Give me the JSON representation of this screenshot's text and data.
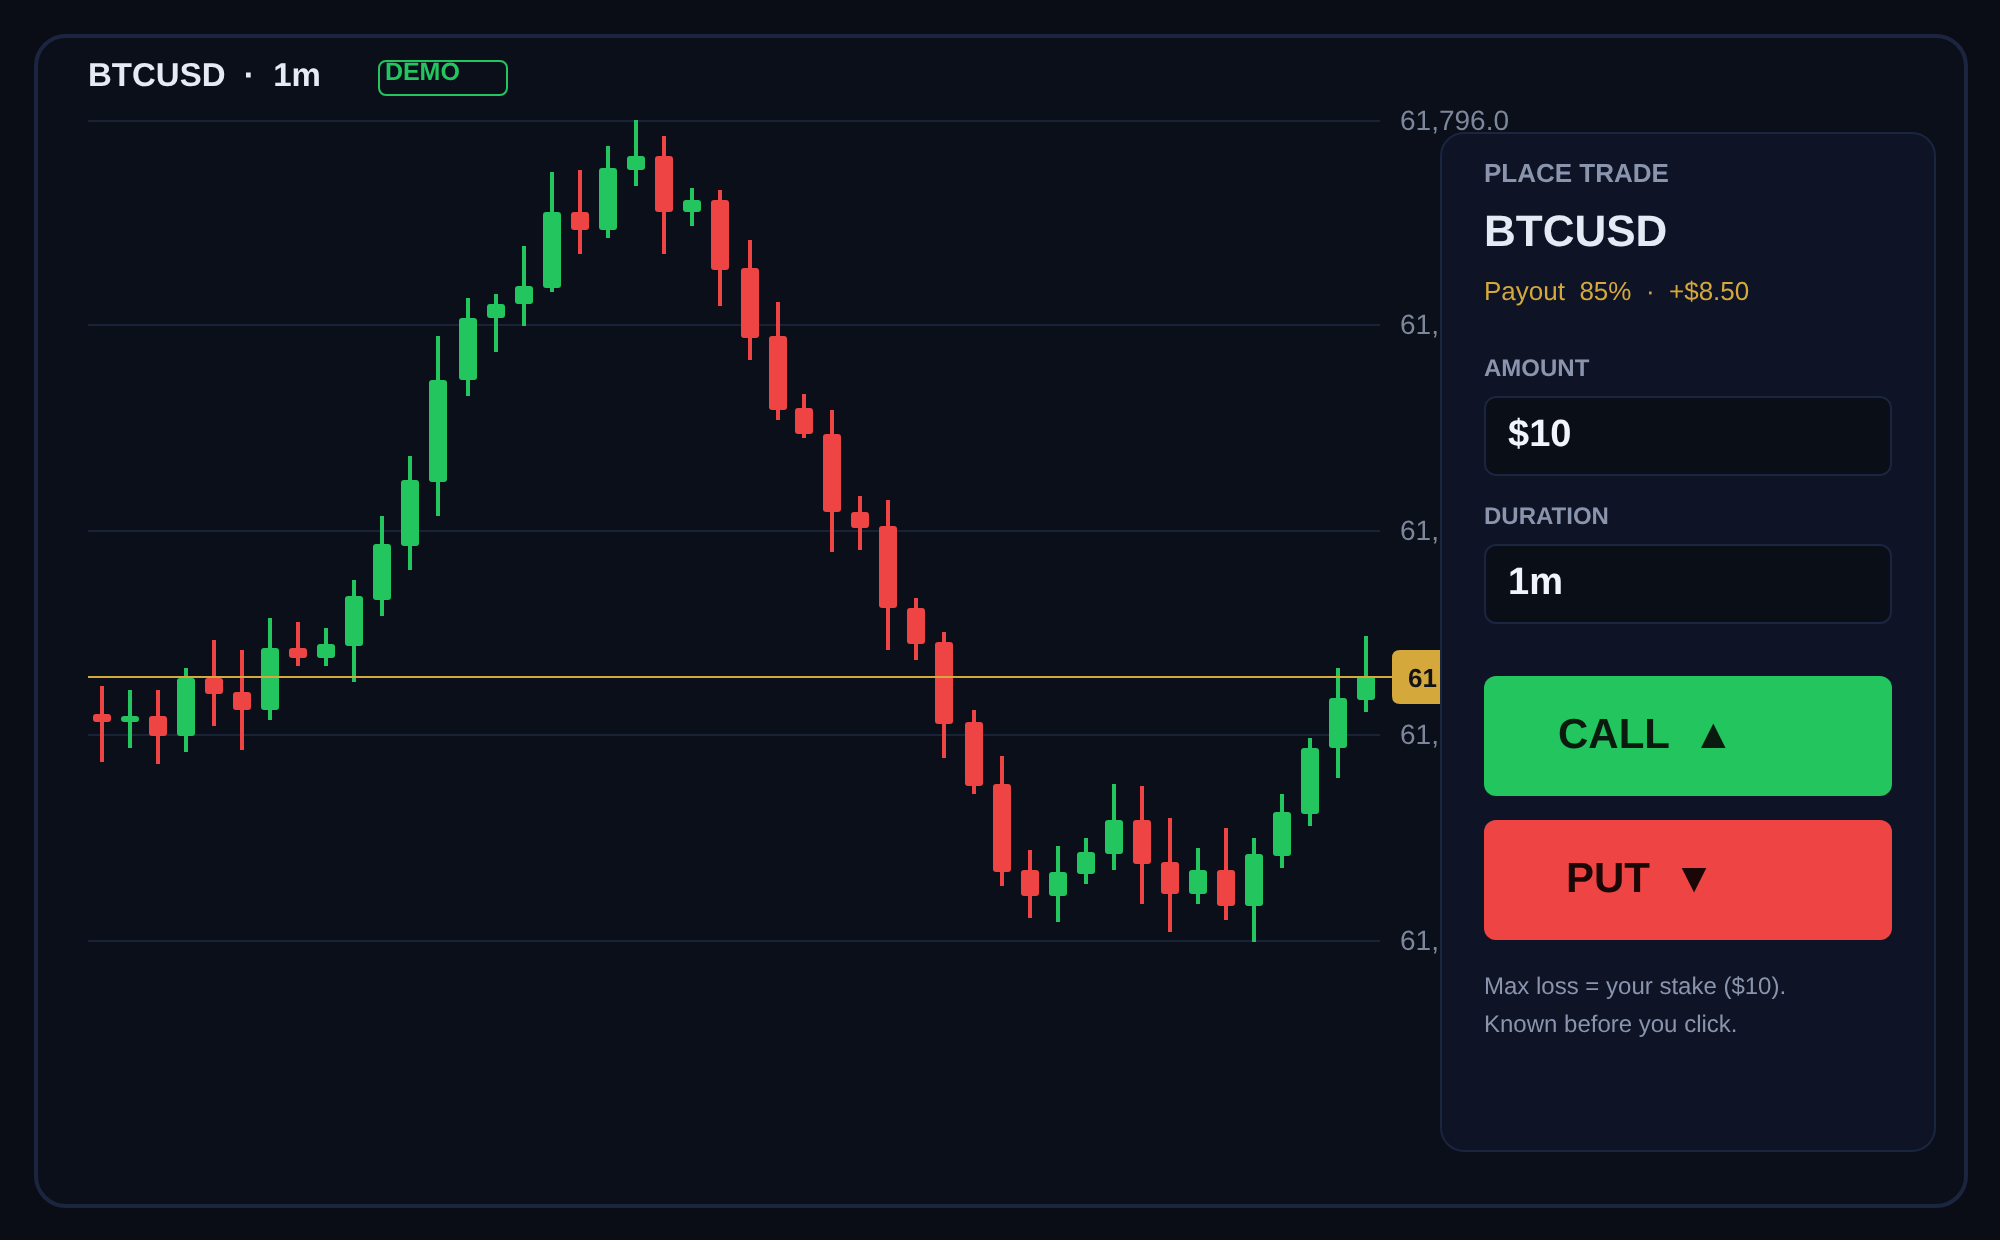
{
  "header": {
    "title": "BTCUSD  ·  1m",
    "badge": "DEMO"
  },
  "chart": {
    "axis_labels": [
      "61,796.0",
      "61,",
      "61,",
      "61,",
      "61,"
    ],
    "price_tag": "61"
  },
  "trade_panel": {
    "heading": "PLACE TRADE",
    "symbol": "BTCUSD",
    "payout": "Payout  85%  ·  +$8.50",
    "fields": [
      {
        "label": "AMOUNT",
        "value": "$10"
      },
      {
        "label": "DURATION",
        "value": "1m"
      }
    ],
    "buttons": [
      {
        "kind": "call",
        "label": "CALL  ▲"
      },
      {
        "kind": "put",
        "label": "PUT  ▼"
      }
    ],
    "notes": [
      "Max loss = your stake ($10).",
      "Known before you click."
    ]
  }
}
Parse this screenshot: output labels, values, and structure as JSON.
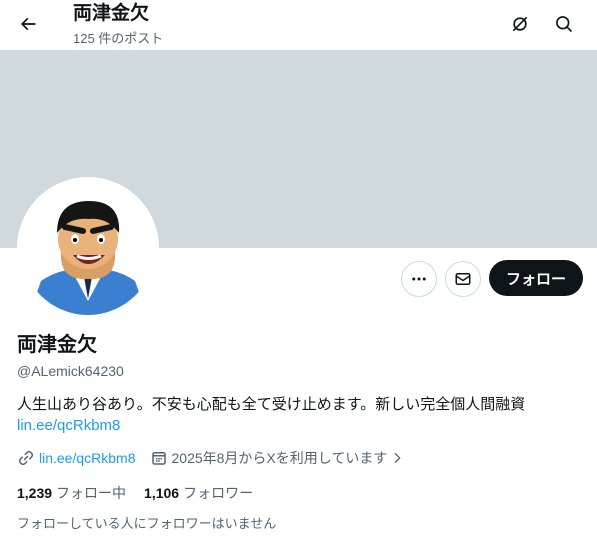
{
  "header": {
    "title": "両津金欠",
    "post_count": "125 件のポスト",
    "back_icon": "arrow-left-icon",
    "grok_icon": "grok-icon",
    "search_icon": "search-icon"
  },
  "profile": {
    "name": "両津金欠",
    "handle": "@ALemick64230",
    "bio_text": "人生山あり谷あり。不安も心配も全て受け止めます。新しい完全個人間融資",
    "bio_link": "lin.ee/qcRkbm8",
    "website": "lin.ee/qcRkbm8",
    "joined": "2025年8月からXを利用しています",
    "following_count": "1,239",
    "following_label": "フォロー中",
    "followers_count": "1,106",
    "followers_label": "フォロワー",
    "followers_note": "フォローしている人にフォロワーはいません"
  },
  "actions": {
    "follow_label": "フォロー",
    "more_icon": "more-dots-icon",
    "message_icon": "envelope-icon"
  },
  "colors": {
    "banner": "#cfd9de",
    "link": "#1d9bf0",
    "secondary_text": "#536471",
    "follow_button": "#0f1419"
  }
}
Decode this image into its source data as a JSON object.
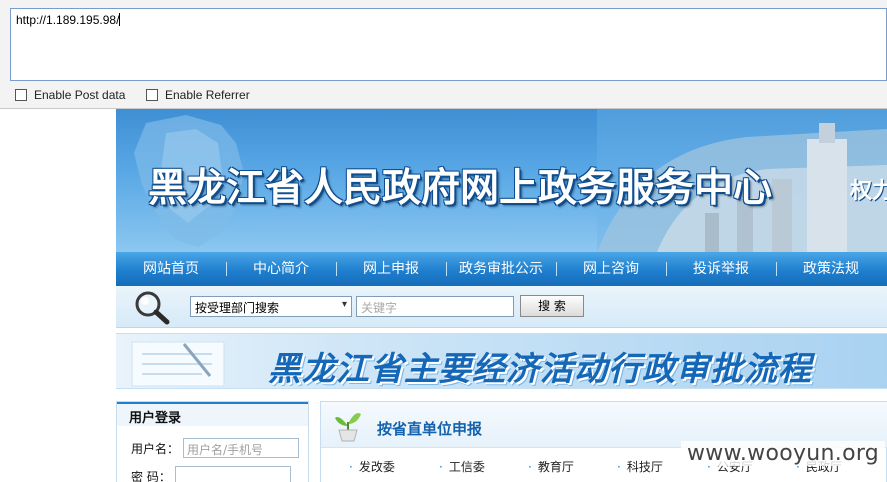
{
  "tool": {
    "url_value": "http://1.189.195.98/",
    "options": [
      {
        "label": "Enable Post data",
        "checked": false
      },
      {
        "label": "Enable Referrer",
        "checked": false
      }
    ]
  },
  "site": {
    "banner_title": "黑龙江省人民政府网上政务服务中心",
    "banner_tail": "权力",
    "nav": [
      "网站首页",
      "中心简介",
      "网上申报",
      "政务审批公示",
      "网上咨询",
      "投诉举报",
      "政策法规"
    ],
    "search": {
      "select_value": "按受理部门搜索",
      "keyword_placeholder": "关键字",
      "button_label": "搜 索"
    },
    "promo_title": "黑龙江省主要经济活动行政审批流程",
    "login": {
      "title": "用户登录",
      "username_label": "用户名：",
      "username_placeholder": "用户名/手机号",
      "password_label": "密 码："
    },
    "direct": {
      "title": "按省直单位申报",
      "departments": [
        "发改委",
        "工信委",
        "教育厅",
        "科技厅",
        "公安厅",
        "民政厅"
      ]
    }
  },
  "watermark": "www.wooyun.org",
  "colors": {
    "banner_blue": "#3e8fd4",
    "nav_blue": "#1f7fcf",
    "promo_text": "#1567b8",
    "link_blue": "#1461ad"
  },
  "icons": [
    "magnifier-icon",
    "plant-icon",
    "chevron-down-icon",
    "bullet-icon",
    "checkbox-icon"
  ]
}
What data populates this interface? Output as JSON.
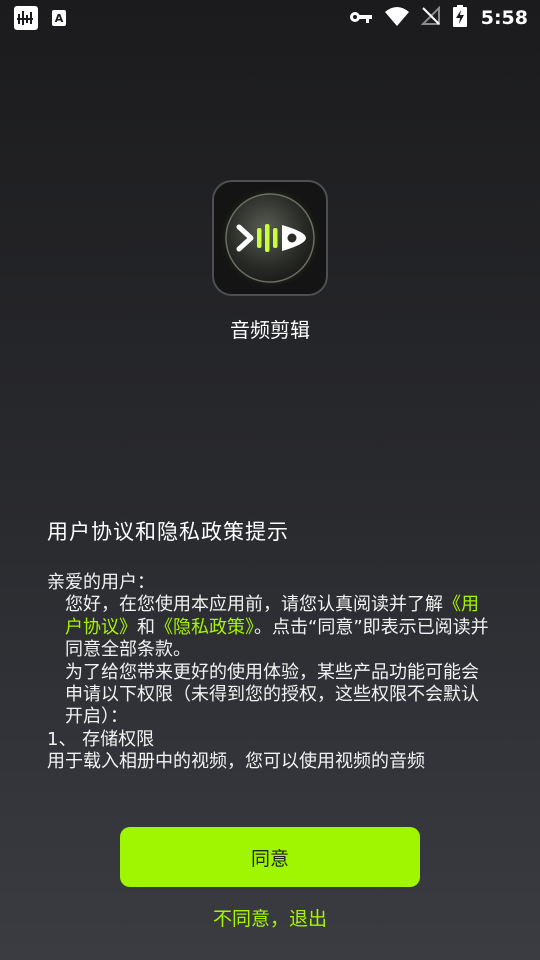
{
  "status_bar": {
    "time": "5:58",
    "left_icons": [
      "app-notification-icon",
      "a-keyboard-icon"
    ],
    "right_icons": [
      "key-icon",
      "wifi-icon",
      "no-signal-icon",
      "battery-charging-icon"
    ],
    "a_icon_label": "A"
  },
  "app": {
    "name": "音频剪辑",
    "icon": "play-waveform-icon"
  },
  "agreement": {
    "title": "用户协议和隐私政策提示",
    "greeting": "亲爱的用户：",
    "para1_before": "您好，在您使用本应用前，请您认真阅读并了解",
    "user_agreement_link": "《用户协议》",
    "and": "和",
    "privacy_policy_link": "《隐私政策》",
    "para1_after": "。点击“同意”即表示已阅读并同意全部条款。",
    "para2": "为了给您带来更好的使用体验，某些产品功能可能会申请以下权限（未得到您的授权，这些权限不会默认开启）：",
    "item1": "1、 存储权限",
    "item1_desc": "用于载入相册中的视频，您可以使用视频的音频"
  },
  "buttons": {
    "agree": "同意",
    "disagree": "不同意，退出"
  },
  "colors": {
    "accent": "#a0f600",
    "background_top": "#1b1b1d",
    "background_bottom": "#3a3c42"
  }
}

* * * *

Except for the pictures, reproduce every line exactly.

• [THE REPLY]
Give me the JSON representation of this screenshot's text and data.
{
  "header": {
    "title": "BTCUSD  ·  1m",
    "badge": "DEMO"
  },
  "chart": {
    "axis_labels": [
      "61,796.0",
      "61,",
      "61,",
      "61,",
      "61,"
    ],
    "price_tag": "61"
  },
  "trade_panel": {
    "heading": "PLACE TRADE",
    "symbol": "BTCUSD",
    "payout": "Payout  85%  ·  +$8.50",
    "fields": [
      {
        "label": "AMOUNT",
        "value": "$10"
      },
      {
        "label": "DURATION",
        "value": "1m"
      }
    ],
    "buttons": [
      {
        "kind": "call",
        "label": "CALL  ▲"
      },
      {
        "kind": "put",
        "label": "PUT  ▼"
      }
    ],
    "notes": [
      "Max loss = your stake ($10).",
      "Known before you click."
    ]
  }
}
Parse this screenshot: output labels, values, and structure as JSON.
{
  "header": {
    "title": "両津金欠",
    "post_count": "125 件のポスト",
    "back_icon": "arrow-left-icon",
    "grok_icon": "grok-icon",
    "search_icon": "search-icon"
  },
  "profile": {
    "name": "両津金欠",
    "handle": "@ALemick64230",
    "bio_text": "人生山あり谷あり。不安も心配も全て受け止めます。新しい完全個人間融資",
    "bio_link": "lin.ee/qcRkbm8",
    "website": "lin.ee/qcRkbm8",
    "joined": "2025年8月からXを利用しています",
    "following_count": "1,239",
    "following_label": "フォロー中",
    "followers_count": "1,106",
    "followers_label": "フォロワー",
    "followers_note": "フォローしている人にフォロワーはいません"
  },
  "actions": {
    "follow_label": "フォロー",
    "more_icon": "more-dots-icon",
    "message_icon": "envelope-icon"
  },
  "colors": {
    "banner": "#cfd9de",
    "link": "#1d9bf0",
    "secondary_text": "#536471",
    "follow_button": "#0f1419"
  }
}
Decode this image into its source data as a JSON object.
{
  "tool": {
    "url_value": "http://1.189.195.98/",
    "options": [
      {
        "label": "Enable Post data",
        "checked": false
      },
      {
        "label": "Enable Referrer",
        "checked": false
      }
    ]
  },
  "site": {
    "banner_title": "黑龙江省人民政府网上政务服务中心",
    "banner_tail": "权力",
    "nav": [
      "网站首页",
      "中心简介",
      "网上申报",
      "政务审批公示",
      "网上咨询",
      "投诉举报",
      "政策法规"
    ],
    "search": {
      "select_value": "按受理部门搜索",
      "keyword_placeholder": "关键字",
      "button_label": "搜 索"
    },
    "promo_title": "黑龙江省主要经济活动行政审批流程",
    "login": {
      "title": "用户登录",
      "username_label": "用户名：",
      "username_placeholder": "用户名/手机号",
      "password_label": "密 码："
    },
    "direct": {
      "title": "按省直单位申报",
      "departments": [
        "发改委",
        "工信委",
        "教育厅",
        "科技厅",
        "公安厅",
        "民政厅"
      ]
    }
  },
  "watermark": "www.wooyun.org",
  "colors": {
    "banner_blue": "#3e8fd4",
    "nav_blue": "#1f7fcf",
    "promo_text": "#1567b8",
    "link_blue": "#1461ad"
  },
  "icons": [
    "magnifier-icon",
    "plant-icon",
    "chevron-down-icon",
    "bullet-icon",
    "checkbox-icon"
  ]
}
What data populates this interface? Output as JSON.
{
  "status_bar": {
    "time": "5:58",
    "left_icons": [
      "app-notification-icon",
      "a-keyboard-icon"
    ],
    "right_icons": [
      "key-icon",
      "wifi-icon",
      "no-signal-icon",
      "battery-charging-icon"
    ],
    "a_icon_label": "A"
  },
  "app": {
    "name": "音频剪辑",
    "icon": "play-waveform-icon"
  },
  "agreement": {
    "title": "用户协议和隐私政策提示",
    "greeting": "亲爱的用户：",
    "para1_before": "您好，在您使用本应用前，请您认真阅读并了解",
    "user_agreement_link": "《用户协议》",
    "and": "和",
    "privacy_policy_link": "《隐私政策》",
    "para1_after": "。点击“同意”即表示已阅读并同意全部条款。",
    "para2": "为了给您带来更好的使用体验，某些产品功能可能会申请以下权限（未得到您的授权，这些权限不会默认开启）：",
    "item1": "1、 存储权限",
    "item1_desc": "用于载入相册中的视频，您可以使用视频的音频"
  },
  "buttons": {
    "agree": "同意",
    "disagree": "不同意，退出"
  },
  "colors": {
    "accent": "#a0f600",
    "background_top": "#1b1b1d",
    "background_bottom": "#3a3c42"
  }
}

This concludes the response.